What the task asks:
From the listing below, pull out every line where the string "kind" appears.

Data shown:
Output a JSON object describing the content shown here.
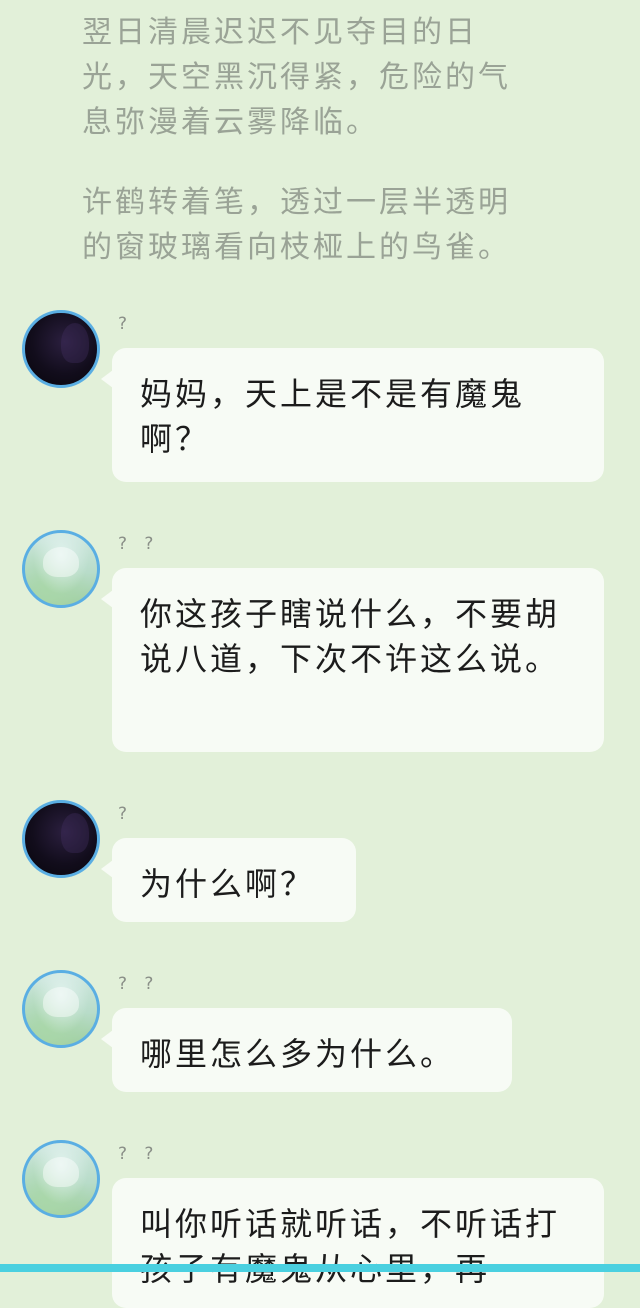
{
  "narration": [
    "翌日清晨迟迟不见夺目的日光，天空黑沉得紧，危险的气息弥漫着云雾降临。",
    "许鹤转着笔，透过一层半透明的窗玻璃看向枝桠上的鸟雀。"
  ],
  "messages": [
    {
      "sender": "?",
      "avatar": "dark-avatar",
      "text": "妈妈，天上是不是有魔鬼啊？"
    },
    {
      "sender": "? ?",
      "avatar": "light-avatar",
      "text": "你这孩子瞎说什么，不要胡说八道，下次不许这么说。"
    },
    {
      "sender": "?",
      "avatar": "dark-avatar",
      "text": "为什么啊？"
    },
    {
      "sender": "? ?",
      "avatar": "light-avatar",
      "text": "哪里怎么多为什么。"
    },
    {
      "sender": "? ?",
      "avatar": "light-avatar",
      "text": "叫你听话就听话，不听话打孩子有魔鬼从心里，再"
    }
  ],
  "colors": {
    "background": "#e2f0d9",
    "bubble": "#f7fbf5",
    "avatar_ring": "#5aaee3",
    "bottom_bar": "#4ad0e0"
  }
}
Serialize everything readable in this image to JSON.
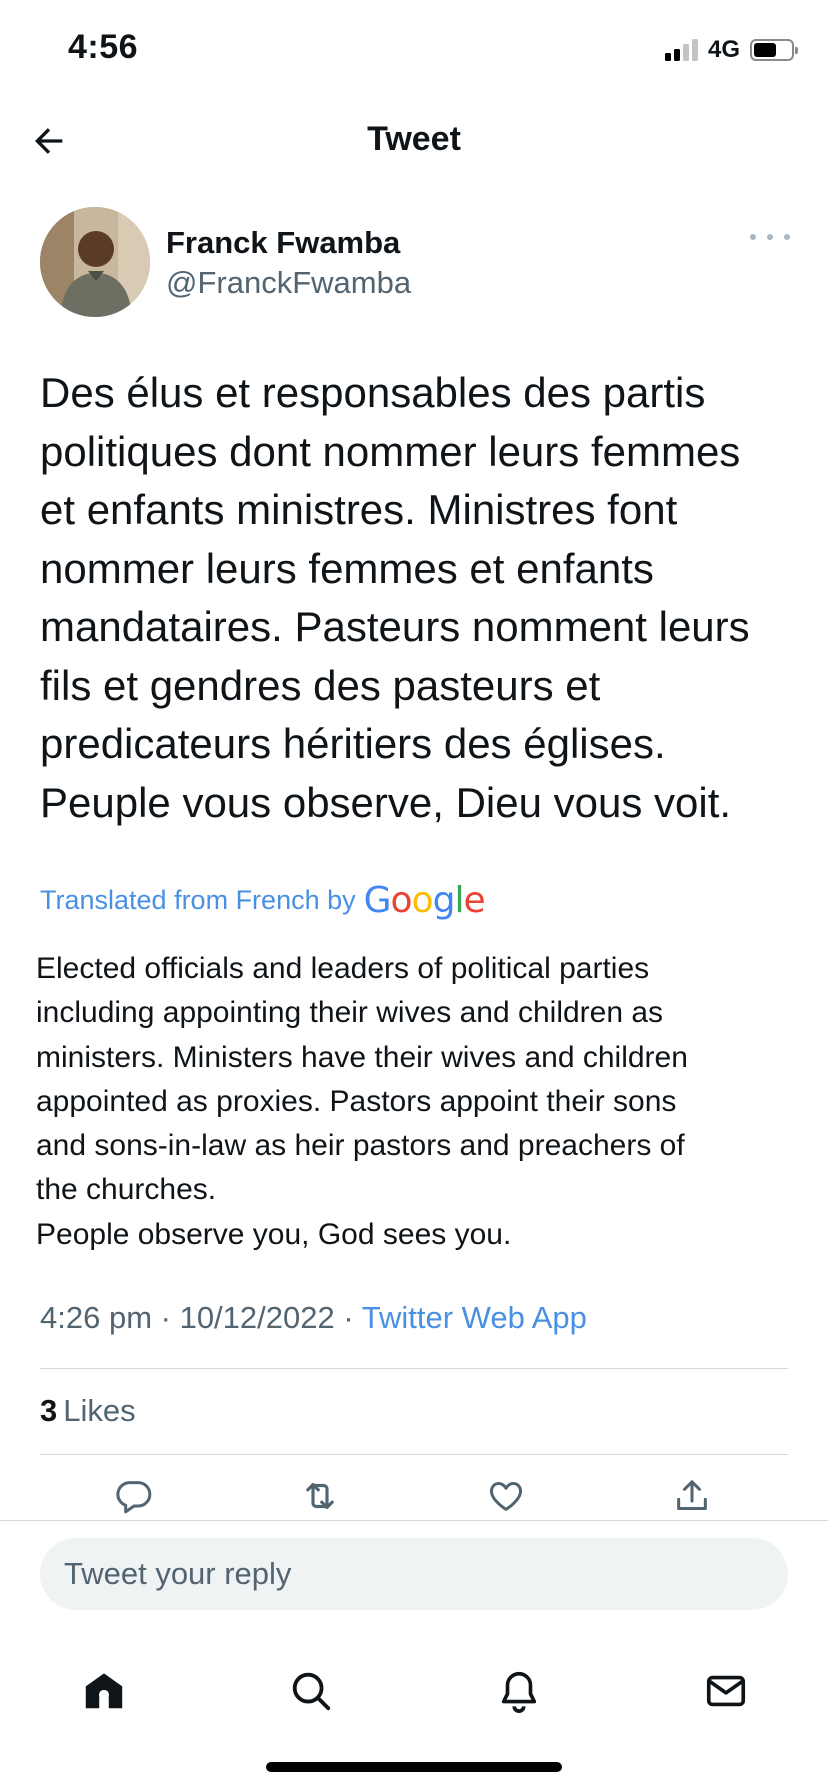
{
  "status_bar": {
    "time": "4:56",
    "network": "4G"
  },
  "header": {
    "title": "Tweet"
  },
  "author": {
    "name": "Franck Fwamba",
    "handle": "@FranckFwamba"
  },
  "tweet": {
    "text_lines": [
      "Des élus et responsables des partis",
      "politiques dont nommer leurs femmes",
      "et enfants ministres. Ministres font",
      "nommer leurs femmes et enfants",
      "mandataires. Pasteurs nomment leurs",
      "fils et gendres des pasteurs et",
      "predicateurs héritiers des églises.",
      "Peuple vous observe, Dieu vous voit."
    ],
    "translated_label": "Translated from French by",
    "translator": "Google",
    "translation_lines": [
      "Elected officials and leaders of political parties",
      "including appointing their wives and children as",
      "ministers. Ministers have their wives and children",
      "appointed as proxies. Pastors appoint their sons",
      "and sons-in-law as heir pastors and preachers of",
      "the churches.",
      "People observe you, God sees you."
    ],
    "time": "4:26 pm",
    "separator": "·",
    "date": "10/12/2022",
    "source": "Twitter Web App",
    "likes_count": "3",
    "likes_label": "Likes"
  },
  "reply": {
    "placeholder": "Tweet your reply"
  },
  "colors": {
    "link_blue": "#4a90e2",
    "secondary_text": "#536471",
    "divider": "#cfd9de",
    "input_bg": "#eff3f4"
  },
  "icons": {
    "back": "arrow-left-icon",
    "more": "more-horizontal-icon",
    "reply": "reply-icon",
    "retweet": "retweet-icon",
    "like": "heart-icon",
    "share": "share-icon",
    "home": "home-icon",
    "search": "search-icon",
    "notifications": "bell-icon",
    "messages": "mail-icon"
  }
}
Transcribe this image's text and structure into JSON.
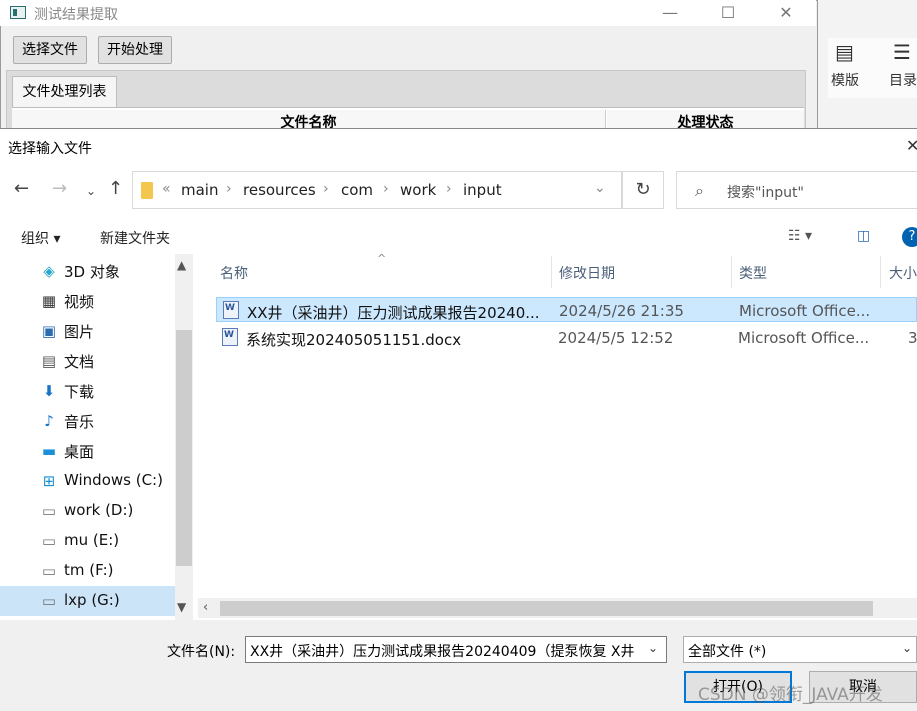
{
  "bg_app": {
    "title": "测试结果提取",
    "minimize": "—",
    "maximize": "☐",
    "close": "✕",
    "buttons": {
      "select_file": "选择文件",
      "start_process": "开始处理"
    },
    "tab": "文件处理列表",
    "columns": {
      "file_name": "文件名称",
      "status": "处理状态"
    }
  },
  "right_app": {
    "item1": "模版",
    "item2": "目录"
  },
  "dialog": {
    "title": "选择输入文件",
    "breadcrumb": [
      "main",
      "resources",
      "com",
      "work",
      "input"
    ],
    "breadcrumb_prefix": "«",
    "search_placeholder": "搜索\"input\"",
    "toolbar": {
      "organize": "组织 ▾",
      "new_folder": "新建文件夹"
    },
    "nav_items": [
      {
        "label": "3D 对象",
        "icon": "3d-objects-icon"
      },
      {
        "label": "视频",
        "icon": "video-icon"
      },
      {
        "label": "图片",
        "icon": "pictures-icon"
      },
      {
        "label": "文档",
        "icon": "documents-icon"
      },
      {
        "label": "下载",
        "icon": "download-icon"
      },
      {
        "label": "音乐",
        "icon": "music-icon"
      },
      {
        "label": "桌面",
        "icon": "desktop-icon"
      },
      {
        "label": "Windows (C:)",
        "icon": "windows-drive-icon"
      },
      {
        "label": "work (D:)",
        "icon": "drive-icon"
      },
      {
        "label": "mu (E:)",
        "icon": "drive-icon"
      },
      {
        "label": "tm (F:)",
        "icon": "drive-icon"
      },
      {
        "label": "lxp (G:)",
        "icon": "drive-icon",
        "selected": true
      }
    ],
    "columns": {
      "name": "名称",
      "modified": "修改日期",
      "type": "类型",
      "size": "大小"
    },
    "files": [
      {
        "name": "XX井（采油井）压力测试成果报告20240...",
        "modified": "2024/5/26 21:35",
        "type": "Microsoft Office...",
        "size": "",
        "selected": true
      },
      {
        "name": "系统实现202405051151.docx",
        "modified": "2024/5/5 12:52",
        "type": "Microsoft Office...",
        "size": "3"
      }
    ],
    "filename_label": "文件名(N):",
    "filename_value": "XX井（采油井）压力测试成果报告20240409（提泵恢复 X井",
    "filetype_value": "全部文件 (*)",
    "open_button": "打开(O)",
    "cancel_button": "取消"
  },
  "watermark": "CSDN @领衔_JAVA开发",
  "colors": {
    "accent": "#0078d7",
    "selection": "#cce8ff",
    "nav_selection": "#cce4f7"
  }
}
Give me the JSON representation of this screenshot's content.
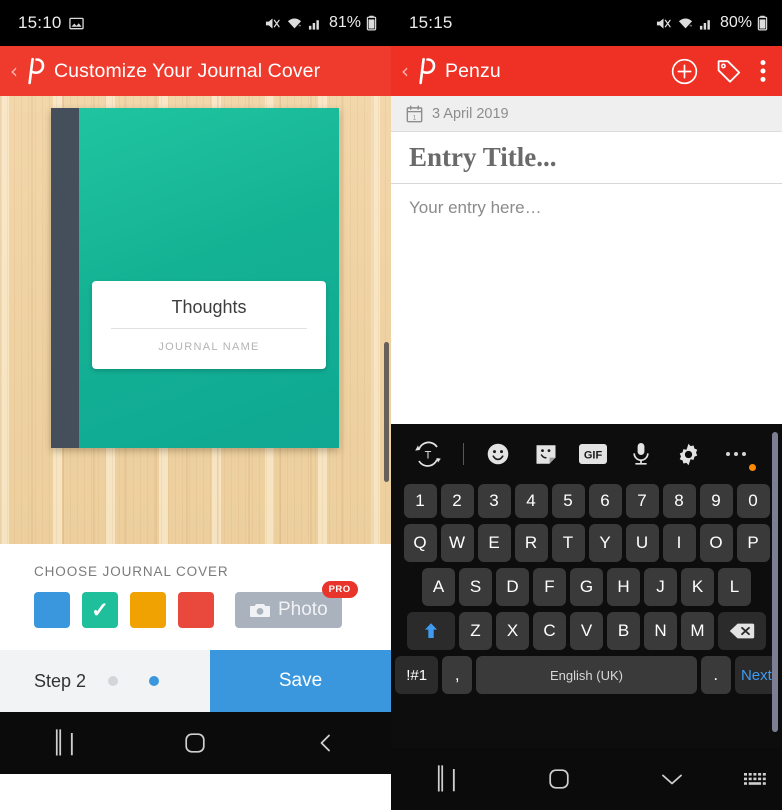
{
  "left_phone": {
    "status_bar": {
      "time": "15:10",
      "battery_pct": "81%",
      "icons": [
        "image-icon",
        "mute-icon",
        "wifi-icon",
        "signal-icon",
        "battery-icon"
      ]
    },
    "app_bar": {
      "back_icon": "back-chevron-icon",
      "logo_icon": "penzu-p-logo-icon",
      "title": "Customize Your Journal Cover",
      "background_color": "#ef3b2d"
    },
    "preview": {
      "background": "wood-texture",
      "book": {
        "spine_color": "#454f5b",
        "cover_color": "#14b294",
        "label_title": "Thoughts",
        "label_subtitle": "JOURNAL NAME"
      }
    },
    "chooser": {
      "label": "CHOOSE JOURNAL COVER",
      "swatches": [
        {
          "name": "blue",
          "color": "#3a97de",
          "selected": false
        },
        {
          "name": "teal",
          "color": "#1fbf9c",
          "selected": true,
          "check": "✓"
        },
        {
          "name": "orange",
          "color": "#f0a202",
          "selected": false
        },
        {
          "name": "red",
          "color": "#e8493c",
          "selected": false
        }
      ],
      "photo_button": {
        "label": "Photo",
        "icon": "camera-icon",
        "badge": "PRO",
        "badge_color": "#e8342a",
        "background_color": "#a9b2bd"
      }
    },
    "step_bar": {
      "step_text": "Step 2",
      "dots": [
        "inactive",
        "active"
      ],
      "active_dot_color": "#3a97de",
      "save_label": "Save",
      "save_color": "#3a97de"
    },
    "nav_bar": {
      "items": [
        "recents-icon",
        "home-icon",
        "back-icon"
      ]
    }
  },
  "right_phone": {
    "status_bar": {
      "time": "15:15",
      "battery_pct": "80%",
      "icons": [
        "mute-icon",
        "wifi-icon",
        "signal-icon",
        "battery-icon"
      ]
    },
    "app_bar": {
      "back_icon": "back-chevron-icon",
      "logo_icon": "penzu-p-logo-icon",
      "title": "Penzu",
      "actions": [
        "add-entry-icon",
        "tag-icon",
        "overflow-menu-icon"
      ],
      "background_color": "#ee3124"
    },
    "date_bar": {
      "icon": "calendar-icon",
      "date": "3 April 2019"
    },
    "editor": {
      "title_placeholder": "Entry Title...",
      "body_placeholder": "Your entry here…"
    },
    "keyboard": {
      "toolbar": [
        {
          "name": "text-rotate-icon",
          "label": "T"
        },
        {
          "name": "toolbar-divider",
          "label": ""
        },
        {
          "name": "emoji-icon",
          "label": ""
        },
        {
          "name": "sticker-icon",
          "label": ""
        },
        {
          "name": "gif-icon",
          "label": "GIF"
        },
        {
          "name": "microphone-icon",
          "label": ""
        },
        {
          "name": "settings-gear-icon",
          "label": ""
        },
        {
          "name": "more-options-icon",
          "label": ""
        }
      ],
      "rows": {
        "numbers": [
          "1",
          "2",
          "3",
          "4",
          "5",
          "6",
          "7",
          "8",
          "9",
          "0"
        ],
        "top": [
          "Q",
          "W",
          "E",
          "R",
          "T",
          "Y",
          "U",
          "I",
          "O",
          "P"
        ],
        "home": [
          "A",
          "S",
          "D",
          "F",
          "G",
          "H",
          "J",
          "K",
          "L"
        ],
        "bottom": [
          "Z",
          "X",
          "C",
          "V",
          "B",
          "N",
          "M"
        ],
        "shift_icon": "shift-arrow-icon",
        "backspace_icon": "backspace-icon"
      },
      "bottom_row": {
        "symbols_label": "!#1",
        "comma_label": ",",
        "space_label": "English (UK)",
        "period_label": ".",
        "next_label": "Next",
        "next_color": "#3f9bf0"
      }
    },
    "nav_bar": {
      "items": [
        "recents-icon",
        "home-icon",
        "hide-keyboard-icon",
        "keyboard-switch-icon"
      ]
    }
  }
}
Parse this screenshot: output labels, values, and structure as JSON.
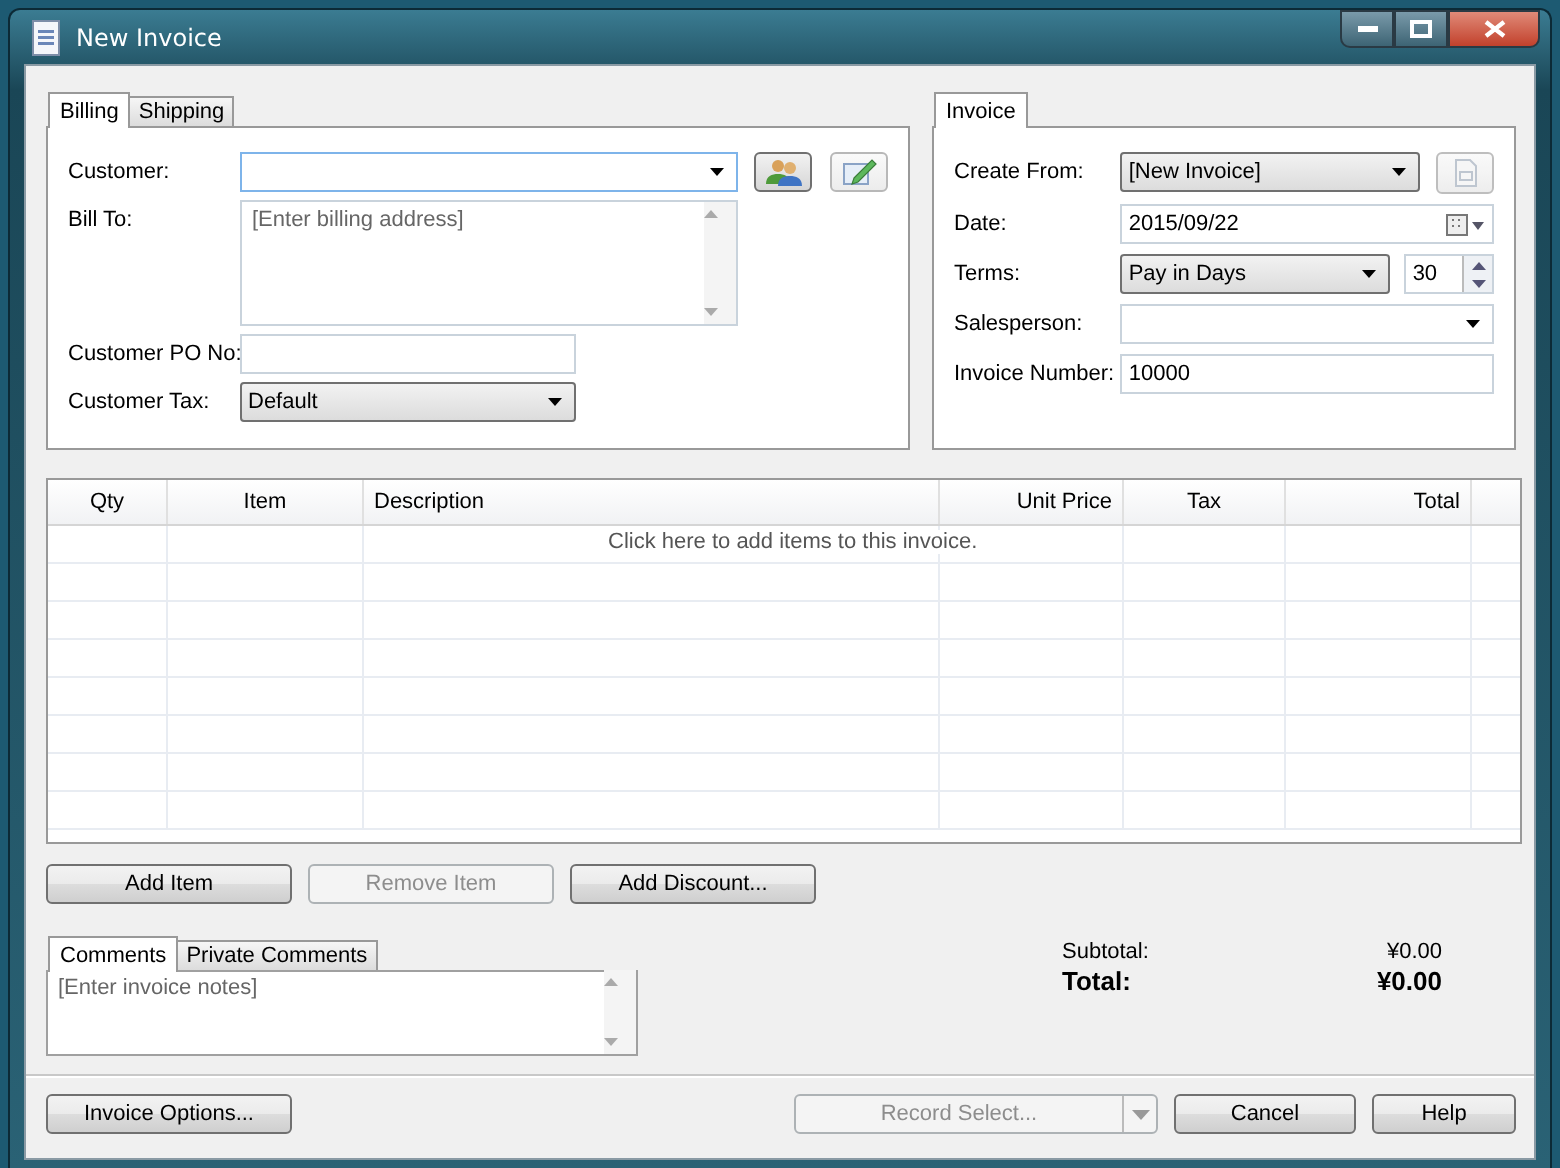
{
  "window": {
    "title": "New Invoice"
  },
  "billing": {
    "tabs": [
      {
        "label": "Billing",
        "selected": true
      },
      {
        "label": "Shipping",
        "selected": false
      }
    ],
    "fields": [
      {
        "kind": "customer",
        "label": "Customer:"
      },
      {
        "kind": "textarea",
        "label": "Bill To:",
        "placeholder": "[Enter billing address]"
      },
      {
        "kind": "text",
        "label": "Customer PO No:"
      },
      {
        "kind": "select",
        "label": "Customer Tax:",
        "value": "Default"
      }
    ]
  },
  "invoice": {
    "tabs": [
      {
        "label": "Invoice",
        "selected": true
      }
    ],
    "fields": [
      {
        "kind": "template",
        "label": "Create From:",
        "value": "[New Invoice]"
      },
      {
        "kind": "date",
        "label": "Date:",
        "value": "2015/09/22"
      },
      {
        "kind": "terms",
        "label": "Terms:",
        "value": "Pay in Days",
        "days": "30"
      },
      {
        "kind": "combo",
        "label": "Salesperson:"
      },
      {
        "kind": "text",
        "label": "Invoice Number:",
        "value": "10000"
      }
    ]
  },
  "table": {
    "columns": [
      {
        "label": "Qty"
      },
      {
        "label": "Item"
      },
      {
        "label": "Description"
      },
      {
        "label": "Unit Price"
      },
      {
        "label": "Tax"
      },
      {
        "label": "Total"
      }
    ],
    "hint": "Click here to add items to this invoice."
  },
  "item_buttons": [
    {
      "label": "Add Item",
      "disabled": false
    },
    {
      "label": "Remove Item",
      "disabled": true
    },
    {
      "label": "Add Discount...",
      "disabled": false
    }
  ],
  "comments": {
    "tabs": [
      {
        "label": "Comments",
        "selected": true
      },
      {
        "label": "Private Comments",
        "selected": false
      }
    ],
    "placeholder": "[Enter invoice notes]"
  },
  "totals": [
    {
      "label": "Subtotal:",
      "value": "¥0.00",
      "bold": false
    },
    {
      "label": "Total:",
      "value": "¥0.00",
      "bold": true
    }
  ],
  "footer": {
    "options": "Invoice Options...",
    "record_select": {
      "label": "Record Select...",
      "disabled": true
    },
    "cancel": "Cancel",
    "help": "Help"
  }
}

Reply to the task:
        "kind": "customer",
        "kind": "textarea",
        "kind": "text",
        "kind": "select",
        "kind": "template",
        "kind": "date",
        "kind": "terms",
        "kind": "combo",
        "kind": "text",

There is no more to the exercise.